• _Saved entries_
┄┄┄┄┄┄

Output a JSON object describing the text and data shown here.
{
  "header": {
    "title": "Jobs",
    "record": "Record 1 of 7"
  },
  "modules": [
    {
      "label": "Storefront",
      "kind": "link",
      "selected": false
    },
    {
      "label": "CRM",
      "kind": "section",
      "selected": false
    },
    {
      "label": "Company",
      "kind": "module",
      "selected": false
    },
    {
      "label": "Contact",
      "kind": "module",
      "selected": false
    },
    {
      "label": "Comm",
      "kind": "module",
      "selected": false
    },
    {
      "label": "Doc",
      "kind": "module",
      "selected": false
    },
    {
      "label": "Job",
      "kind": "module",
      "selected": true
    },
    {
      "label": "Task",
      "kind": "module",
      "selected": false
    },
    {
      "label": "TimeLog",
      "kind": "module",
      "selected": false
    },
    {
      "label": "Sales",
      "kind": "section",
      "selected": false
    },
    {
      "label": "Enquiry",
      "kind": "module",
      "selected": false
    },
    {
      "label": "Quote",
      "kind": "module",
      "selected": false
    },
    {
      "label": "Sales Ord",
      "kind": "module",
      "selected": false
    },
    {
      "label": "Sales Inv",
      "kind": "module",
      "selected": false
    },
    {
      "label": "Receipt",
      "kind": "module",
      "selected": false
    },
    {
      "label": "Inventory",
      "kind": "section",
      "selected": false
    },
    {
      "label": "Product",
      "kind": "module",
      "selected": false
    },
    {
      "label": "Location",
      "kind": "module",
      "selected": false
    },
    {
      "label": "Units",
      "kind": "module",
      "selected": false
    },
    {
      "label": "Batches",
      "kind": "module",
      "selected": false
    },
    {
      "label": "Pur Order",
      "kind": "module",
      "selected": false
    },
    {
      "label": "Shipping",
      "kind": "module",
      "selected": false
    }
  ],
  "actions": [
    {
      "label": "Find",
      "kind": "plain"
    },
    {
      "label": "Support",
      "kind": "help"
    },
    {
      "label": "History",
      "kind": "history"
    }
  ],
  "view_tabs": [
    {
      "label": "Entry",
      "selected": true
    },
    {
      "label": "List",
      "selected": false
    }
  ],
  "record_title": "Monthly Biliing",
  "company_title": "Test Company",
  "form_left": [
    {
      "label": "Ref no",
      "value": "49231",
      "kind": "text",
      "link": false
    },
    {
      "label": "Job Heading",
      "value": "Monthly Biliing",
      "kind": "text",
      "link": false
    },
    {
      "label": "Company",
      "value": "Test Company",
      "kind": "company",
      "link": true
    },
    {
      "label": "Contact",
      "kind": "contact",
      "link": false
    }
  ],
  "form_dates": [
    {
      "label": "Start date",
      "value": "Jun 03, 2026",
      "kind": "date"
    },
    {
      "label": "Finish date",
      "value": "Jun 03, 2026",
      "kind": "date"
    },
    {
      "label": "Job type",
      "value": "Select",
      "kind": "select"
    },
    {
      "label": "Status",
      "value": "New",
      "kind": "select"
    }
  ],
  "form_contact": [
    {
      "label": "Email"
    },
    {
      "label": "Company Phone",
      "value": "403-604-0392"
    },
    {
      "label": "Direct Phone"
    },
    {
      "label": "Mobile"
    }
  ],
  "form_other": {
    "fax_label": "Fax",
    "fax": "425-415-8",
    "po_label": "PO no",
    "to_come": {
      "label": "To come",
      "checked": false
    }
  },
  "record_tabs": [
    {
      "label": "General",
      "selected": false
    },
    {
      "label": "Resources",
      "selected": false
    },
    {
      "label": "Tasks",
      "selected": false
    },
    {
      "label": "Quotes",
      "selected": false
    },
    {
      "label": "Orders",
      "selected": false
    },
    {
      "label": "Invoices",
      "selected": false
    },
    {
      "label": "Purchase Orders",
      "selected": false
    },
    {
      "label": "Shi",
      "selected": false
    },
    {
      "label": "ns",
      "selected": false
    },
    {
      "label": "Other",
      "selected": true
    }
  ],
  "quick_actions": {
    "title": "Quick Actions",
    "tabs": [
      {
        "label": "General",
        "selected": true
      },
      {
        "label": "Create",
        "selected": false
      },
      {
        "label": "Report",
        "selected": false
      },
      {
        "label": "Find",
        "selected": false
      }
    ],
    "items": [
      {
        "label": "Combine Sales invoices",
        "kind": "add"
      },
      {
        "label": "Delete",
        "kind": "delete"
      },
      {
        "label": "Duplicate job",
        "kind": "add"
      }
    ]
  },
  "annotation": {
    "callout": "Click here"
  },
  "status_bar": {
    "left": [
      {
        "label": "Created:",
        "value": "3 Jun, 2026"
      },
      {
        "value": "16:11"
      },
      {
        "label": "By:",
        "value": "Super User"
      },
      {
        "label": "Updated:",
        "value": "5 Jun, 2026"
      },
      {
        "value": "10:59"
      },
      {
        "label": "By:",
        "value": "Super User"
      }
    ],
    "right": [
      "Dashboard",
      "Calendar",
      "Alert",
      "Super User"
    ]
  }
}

┄┄┄┄┄┄

• _Prompt_
Each line of the listing above should be output exactly.

• _Answer to the problem_
Output a JSON object describing the text and data shown here.
{
  "header": {
    "title": "Jobs",
    "record": "Record 1 of 7"
  },
  "modules": [
    {
      "label": "Storefront",
      "kind": "link",
      "selected": false
    },
    {
      "label": "CRM",
      "kind": "section",
      "selected": false
    },
    {
      "label": "Company",
      "kind": "module",
      "selected": false
    },
    {
      "label": "Contact",
      "kind": "module",
      "selected": false
    },
    {
      "label": "Comm",
      "kind": "module",
      "selected": false
    },
    {
      "label": "Doc",
      "kind": "module",
      "selected": false
    },
    {
      "label": "Job",
      "kind": "module",
      "selected": true
    },
    {
      "label": "Task",
      "kind": "module",
      "selected": false
    },
    {
      "label": "TimeLog",
      "kind": "module",
      "selected": false
    },
    {
      "label": "Sales",
      "kind": "section",
      "selected": false
    },
    {
      "label": "Enquiry",
      "kind": "module",
      "selected": false
    },
    {
      "label": "Quote",
      "kind": "module",
      "selected": false
    },
    {
      "label": "Sales Ord",
      "kind": "module",
      "selected": false
    },
    {
      "label": "Sales Inv",
      "kind": "module",
      "selected": false
    },
    {
      "label": "Receipt",
      "kind": "module",
      "selected": false
    },
    {
      "label": "Inventory",
      "kind": "section",
      "selected": false
    },
    {
      "label": "Product",
      "kind": "module",
      "selected": false
    },
    {
      "label": "Location",
      "kind": "module",
      "selected": false
    },
    {
      "label": "Units",
      "kind": "module",
      "selected": false
    },
    {
      "label": "Batches",
      "kind": "module",
      "selected": false
    },
    {
      "label": "Pur Order",
      "kind": "module",
      "selected": false
    },
    {
      "label": "Shipping",
      "kind": "module",
      "selected": false
    }
  ],
  "actions": [
    {
      "label": "Find",
      "kind": "plain"
    },
    {
      "label": "Support",
      "kind": "help"
    },
    {
      "label": "History",
      "kind": "history"
    }
  ],
  "view_tabs": [
    {
      "label": "Entry",
      "selected": true
    },
    {
      "label": "List",
      "selected": false
    }
  ],
  "record_title": "Monthly Biliing",
  "company_title": "Test Company",
  "form_left": [
    {
      "label": "Ref no",
      "value": "49231",
      "kind": "text",
      "link": false
    },
    {
      "label": "Job Heading",
      "value": "Monthly Biliing",
      "kind": "text",
      "link": false
    },
    {
      "label": "Company",
      "value": "Test Company",
      "kind": "company",
      "link": true
    },
    {
      "label": "Contact",
      "kind": "contact",
      "link": false
    }
  ],
  "form_dates": [
    {
      "label": "Start date",
      "value": "Jun 03, 2026",
      "kind": "date"
    },
    {
      "label": "Finish date",
      "value": "Jun 03, 2026",
      "kind": "date"
    },
    {
      "label": "Job type",
      "value": "Select",
      "kind": "select"
    },
    {
      "label": "Status",
      "value": "New",
      "kind": "select"
    }
  ],
  "form_contact": [
    {
      "label": "Email"
    },
    {
      "label": "Company Phone",
      "value": "403-604-0392"
    },
    {
      "label": "Direct Phone"
    },
    {
      "label": "Mobile"
    }
  ],
  "form_other": {
    "fax_label": "Fax",
    "fax": "425-415-8",
    "po_label": "PO no",
    "to_come": {
      "label": "To come",
      "checked": false
    }
  },
  "record_tabs": [
    {
      "label": "General",
      "selected": false
    },
    {
      "label": "Resources",
      "selected": false
    },
    {
      "label": "Tasks",
      "selected": false
    },
    {
      "label": "Quotes",
      "selected": false
    },
    {
      "label": "Orders",
      "selected": false
    },
    {
      "label": "Invoices",
      "selected": false
    },
    {
      "label": "Purchase Orders",
      "selected": false
    },
    {
      "label": "Shi",
      "selected": false
    },
    {
      "label": "ns",
      "selected": false
    },
    {
      "label": "Other",
      "selected": true
    }
  ],
  "quick_actions": {
    "title": "Quick Actions",
    "tabs": [
      {
        "label": "General",
        "selected": true
      },
      {
        "label": "Create",
        "selected": false
      },
      {
        "label": "Report",
        "selected": false
      },
      {
        "label": "Find",
        "selected": false
      }
    ],
    "items": [
      {
        "label": "Combine Sales invoices",
        "kind": "add"
      },
      {
        "label": "Delete",
        "kind": "delete"
      },
      {
        "label": "Duplicate job",
        "kind": "add"
      }
    ]
  },
  "annotation": {
    "callout": "Click here"
  },
  "status_bar": {
    "left": [
      {
        "label": "Created:",
        "value": "3 Jun, 2026"
      },
      {
        "value": "16:11"
      },
      {
        "label": "By:",
        "value": "Super User"
      },
      {
        "label": "Updated:",
        "value": "5 Jun, 2026"
      },
      {
        "value": "10:59"
      },
      {
        "label": "By:",
        "value": "Super User"
      }
    ],
    "right": [
      "Dashboard",
      "Calendar",
      "Alert",
      "Super User"
    ]
  }
}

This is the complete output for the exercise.